Task requirements
**A)** Answer these from the winter beer thread, one per line:
(i) What note is given beside Stone Double Bastard Ale?
(ii) Which website is recommended for learning more about quality beer?
(iii) What is the name of the barleywine that Anchor offers?
**B)** Please reproduce word for word the part of the winter beer thread starting at "Belgian Noel Ales" and ending at "Respect Beer.".

Stone Arrogant Bastard Ale 
Stone Double Bastard Ale (hard to find currently)
Victory Brewery Storm King Stout 
Brooklyn Brewery Black Chocolate Stout
Brooklyn Brewery Monster Ale 
Sierra Nevada Big Foot Ale
Aventinus Eisbock

Belgian Noel Ales (special spiced winter versions of Belgian triple ales)

If you can find any of beers listed above they are highly recommended but beware they are not for the inexperienced beer palate.
If anyone is interested in finding out more about quality beer I recommend: https://www.beeradvocate.com

Respect Beer.
Dimitry


----------



## Yckmwia (Mar 29, 2005)

> quote:_Originally posted by Dmax_
> 
> Since it is the dead of winter tradition calls for more substantial type of beers such as stouts, porters and barley wines. These beers are generally full bodied, high in alcohol and most importantly high in flavor.
> Allow me to list some of my winter favorites.
> ...


Anchor also offers a barleywine, Old Foghorn, that will keep one warm on a Winter's night. A little more body than Bigfoot, but there is really little to choose between the two. Both are superb beers. As for porters, Anchor Porter is as good as it gets: huge body, and a perfect balance of malt and hops. Great from the bottle, but if one can find it on tap (and therefore unpasteurized) it is a must.

Provided records
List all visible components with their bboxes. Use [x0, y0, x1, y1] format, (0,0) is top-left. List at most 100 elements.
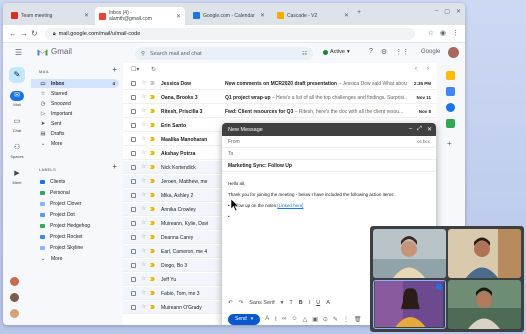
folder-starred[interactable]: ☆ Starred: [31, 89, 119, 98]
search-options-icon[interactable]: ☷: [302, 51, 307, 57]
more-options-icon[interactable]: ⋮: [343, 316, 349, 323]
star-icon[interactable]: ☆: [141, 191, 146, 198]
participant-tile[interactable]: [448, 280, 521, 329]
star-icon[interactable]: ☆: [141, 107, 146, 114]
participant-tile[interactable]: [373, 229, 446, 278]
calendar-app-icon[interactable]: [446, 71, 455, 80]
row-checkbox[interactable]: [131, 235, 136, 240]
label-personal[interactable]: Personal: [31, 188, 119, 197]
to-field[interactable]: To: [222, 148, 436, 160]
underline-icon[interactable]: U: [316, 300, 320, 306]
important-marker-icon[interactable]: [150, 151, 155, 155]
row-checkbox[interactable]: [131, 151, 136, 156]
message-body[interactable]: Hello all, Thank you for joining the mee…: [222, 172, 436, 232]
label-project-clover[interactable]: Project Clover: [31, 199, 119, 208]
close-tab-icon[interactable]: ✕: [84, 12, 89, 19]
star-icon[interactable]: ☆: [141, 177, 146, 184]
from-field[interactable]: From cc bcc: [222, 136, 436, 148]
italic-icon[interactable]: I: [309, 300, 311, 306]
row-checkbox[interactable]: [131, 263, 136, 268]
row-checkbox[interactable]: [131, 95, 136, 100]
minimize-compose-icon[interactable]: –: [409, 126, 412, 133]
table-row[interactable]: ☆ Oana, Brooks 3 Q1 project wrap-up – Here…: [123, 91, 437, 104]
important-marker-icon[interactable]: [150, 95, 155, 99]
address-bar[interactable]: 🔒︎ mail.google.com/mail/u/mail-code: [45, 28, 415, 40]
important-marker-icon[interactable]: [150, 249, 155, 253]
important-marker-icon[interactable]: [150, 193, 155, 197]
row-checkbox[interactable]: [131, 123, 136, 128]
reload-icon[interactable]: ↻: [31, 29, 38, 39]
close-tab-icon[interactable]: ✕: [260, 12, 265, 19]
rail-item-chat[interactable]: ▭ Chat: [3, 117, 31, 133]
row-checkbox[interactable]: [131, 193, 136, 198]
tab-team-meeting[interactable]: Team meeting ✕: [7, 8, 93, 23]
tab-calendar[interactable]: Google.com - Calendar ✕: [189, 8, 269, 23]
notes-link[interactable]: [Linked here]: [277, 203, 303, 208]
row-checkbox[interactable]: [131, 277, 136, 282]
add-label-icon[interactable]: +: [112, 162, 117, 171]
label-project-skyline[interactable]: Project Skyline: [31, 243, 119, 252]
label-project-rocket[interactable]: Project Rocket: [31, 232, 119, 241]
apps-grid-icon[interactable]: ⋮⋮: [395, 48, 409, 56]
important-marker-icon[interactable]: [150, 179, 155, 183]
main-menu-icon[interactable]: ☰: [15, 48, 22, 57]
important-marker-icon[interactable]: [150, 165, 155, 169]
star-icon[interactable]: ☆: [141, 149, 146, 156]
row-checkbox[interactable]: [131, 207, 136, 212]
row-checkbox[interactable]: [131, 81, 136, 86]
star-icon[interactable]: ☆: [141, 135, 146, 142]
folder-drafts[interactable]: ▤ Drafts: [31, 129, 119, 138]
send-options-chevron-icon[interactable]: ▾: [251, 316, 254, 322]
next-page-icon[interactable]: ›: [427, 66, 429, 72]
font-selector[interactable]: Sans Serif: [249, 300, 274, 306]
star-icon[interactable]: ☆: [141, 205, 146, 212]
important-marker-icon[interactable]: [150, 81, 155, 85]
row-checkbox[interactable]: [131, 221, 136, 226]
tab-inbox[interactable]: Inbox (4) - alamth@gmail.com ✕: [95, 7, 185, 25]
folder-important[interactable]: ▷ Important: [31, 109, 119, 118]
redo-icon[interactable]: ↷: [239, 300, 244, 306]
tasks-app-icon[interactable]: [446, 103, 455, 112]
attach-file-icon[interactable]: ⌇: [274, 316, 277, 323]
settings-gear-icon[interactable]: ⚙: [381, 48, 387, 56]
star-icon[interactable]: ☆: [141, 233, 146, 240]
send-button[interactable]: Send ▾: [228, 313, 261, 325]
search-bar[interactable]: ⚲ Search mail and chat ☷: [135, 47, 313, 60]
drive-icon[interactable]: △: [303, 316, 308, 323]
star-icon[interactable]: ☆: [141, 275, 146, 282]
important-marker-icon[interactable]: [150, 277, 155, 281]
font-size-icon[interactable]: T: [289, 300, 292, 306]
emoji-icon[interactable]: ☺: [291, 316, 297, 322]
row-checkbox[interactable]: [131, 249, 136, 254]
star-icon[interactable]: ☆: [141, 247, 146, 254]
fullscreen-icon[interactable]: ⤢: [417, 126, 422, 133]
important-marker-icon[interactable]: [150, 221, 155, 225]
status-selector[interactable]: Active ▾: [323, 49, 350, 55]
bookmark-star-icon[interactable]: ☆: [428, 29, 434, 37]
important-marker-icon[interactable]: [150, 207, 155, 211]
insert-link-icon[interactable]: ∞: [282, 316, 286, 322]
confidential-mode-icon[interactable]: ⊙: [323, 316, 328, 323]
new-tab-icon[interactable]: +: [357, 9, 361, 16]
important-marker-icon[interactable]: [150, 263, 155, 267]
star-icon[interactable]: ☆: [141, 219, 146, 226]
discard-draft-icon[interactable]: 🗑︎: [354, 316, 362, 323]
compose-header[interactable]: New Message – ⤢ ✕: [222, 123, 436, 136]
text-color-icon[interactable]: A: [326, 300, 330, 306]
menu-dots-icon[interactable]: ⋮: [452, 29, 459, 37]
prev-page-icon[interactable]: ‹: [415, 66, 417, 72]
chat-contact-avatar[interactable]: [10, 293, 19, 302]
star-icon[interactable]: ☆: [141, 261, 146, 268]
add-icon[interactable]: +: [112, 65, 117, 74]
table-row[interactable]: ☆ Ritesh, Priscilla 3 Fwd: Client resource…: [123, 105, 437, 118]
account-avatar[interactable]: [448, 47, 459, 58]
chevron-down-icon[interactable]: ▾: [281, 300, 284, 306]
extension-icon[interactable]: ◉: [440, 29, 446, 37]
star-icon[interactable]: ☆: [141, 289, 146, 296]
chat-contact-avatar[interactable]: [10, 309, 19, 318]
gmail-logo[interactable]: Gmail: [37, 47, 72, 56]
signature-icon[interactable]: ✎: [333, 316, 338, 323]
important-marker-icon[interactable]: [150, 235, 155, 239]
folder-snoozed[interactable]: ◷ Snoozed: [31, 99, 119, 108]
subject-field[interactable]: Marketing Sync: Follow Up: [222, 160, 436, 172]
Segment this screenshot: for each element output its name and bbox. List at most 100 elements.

Task responses
**A)**
(i) It is hard to find currently.
(ii) https://www.beeradvocate.com
(iii) Old Foghorn

**B)**
Belgian Noel Ales (special spiced winter versions of Belgian triple ales)

If you can find any of beers listed above they are highly recommended but beware they are not for the inexperienced beer palate.
If anyone is interested in finding out more about quality beer I recommend: https://www.beeradvocate.com

Respect Beer.